**MATERIAL SHOWN**:
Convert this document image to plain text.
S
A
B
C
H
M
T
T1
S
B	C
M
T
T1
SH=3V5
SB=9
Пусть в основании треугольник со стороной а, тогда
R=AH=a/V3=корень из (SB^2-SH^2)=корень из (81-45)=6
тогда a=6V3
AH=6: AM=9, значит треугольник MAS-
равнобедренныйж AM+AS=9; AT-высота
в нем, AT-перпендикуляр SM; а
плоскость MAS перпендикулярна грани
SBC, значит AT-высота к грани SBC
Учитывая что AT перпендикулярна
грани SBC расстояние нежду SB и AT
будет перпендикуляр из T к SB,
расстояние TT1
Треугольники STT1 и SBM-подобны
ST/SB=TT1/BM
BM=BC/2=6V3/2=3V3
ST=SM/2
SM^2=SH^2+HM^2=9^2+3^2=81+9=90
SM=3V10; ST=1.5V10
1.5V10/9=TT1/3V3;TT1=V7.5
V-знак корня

**STATED GOAL**: Type out the material again exactly as presented.

**ANSWER TO THIS EXERCISE**:
Convert this document image to plain text.
S
A
B
C
H
M
T
T1
S
B	C
M
T
T1
SH=3V5
SB=9
Пусть в основании треугольник со стороной а, тогда
R=AH=a/V3=корень из (SB^2-SH^2)=корень из (81-45)=6
тогда a=6V3
AH=6: AM=9, значит треугольник MAS-
равнобедренныйж AM+AS=9; AT-высота
в нем, AT-перпендикуляр SM; а
плоскость MAS перпендикулярна грани
SBC, значит AT-высота к грани SBC
Учитывая что AT перпендикулярна
грани SBC расстояние нежду SB и AT
будет перпендикуляр из T к SB,
расстояние TT1
Треугольники STT1 и SBM-подобны
ST/SB=TT1/BM
BM=BC/2=6V3/2=3V3
ST=SM/2
SM^2=SH^2+HM^2=9^2+3^2=81+9=90
SM=3V10; ST=1.5V10
1.5V10/9=TT1/3V3;TT1=V7.5
V-знак корня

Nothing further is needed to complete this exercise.